■ Instructions to follow
Search the data for the word "text" and copy every line that contains it.
─── Information given
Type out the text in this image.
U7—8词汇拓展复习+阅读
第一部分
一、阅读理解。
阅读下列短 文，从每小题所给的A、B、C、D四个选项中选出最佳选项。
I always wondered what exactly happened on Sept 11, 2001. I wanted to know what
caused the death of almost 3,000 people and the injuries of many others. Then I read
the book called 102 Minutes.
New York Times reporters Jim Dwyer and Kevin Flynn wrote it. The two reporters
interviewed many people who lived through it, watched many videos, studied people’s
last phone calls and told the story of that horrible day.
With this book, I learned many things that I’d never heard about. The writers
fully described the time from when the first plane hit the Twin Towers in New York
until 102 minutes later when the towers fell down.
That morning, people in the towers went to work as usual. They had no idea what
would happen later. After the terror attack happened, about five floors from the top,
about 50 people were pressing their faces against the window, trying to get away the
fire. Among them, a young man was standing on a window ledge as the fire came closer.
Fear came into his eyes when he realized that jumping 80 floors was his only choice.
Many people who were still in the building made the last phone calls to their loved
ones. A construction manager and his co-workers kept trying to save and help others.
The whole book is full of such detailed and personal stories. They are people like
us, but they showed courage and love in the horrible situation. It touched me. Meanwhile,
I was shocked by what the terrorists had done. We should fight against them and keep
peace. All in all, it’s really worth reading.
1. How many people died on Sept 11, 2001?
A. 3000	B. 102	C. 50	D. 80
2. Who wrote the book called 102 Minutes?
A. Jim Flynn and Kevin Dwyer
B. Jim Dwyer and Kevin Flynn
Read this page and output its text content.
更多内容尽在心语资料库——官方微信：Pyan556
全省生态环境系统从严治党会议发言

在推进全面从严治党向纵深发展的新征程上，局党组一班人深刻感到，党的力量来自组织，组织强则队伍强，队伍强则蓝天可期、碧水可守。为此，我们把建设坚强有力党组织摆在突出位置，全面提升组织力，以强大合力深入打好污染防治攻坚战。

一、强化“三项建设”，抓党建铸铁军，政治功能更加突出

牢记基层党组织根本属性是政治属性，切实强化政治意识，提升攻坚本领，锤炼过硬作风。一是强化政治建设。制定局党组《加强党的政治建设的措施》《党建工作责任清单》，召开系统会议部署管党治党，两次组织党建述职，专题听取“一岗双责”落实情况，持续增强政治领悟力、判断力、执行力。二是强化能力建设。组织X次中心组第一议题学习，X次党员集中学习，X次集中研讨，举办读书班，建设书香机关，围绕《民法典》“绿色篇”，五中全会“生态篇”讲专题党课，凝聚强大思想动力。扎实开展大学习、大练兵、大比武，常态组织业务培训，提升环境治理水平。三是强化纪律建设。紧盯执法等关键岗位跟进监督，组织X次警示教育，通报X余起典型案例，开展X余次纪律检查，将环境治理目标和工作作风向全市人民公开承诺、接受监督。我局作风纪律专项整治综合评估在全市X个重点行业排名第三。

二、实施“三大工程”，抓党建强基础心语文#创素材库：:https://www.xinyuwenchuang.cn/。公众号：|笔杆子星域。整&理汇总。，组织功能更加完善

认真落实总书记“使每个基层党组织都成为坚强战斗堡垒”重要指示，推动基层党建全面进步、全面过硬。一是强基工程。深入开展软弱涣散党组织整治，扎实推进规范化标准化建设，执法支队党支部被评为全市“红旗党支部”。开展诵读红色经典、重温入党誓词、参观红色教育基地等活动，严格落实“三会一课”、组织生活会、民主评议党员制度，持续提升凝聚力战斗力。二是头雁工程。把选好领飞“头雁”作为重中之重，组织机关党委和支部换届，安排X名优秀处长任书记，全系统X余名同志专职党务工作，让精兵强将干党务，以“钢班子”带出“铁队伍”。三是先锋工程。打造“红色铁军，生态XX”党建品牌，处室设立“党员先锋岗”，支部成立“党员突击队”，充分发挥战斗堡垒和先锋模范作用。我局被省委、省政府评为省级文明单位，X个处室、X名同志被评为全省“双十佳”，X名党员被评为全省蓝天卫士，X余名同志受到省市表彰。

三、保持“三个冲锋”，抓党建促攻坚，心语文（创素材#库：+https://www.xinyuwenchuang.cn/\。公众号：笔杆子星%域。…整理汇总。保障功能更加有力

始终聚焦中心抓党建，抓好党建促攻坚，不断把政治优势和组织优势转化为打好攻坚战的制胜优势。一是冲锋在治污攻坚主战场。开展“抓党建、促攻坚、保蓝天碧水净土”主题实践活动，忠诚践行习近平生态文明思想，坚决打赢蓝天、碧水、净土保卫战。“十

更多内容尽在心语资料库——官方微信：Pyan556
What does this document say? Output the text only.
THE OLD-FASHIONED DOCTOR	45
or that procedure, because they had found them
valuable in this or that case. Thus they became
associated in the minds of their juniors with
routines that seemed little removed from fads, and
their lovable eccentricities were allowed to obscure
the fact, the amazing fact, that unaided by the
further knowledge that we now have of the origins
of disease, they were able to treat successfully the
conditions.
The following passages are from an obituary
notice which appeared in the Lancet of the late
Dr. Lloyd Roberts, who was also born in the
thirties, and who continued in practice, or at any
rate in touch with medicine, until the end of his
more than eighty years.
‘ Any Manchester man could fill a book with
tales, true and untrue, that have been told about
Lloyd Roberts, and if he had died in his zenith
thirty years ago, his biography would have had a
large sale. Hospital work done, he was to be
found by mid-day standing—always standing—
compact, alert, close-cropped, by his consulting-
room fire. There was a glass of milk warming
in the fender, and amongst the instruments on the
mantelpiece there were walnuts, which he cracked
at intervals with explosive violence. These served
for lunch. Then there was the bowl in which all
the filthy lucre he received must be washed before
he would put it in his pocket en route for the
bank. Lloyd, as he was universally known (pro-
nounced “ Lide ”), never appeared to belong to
──────
■ Reply to the exercise
Type out the text in this image.
Read this page and output its text content.
What does this document say? Output the text only.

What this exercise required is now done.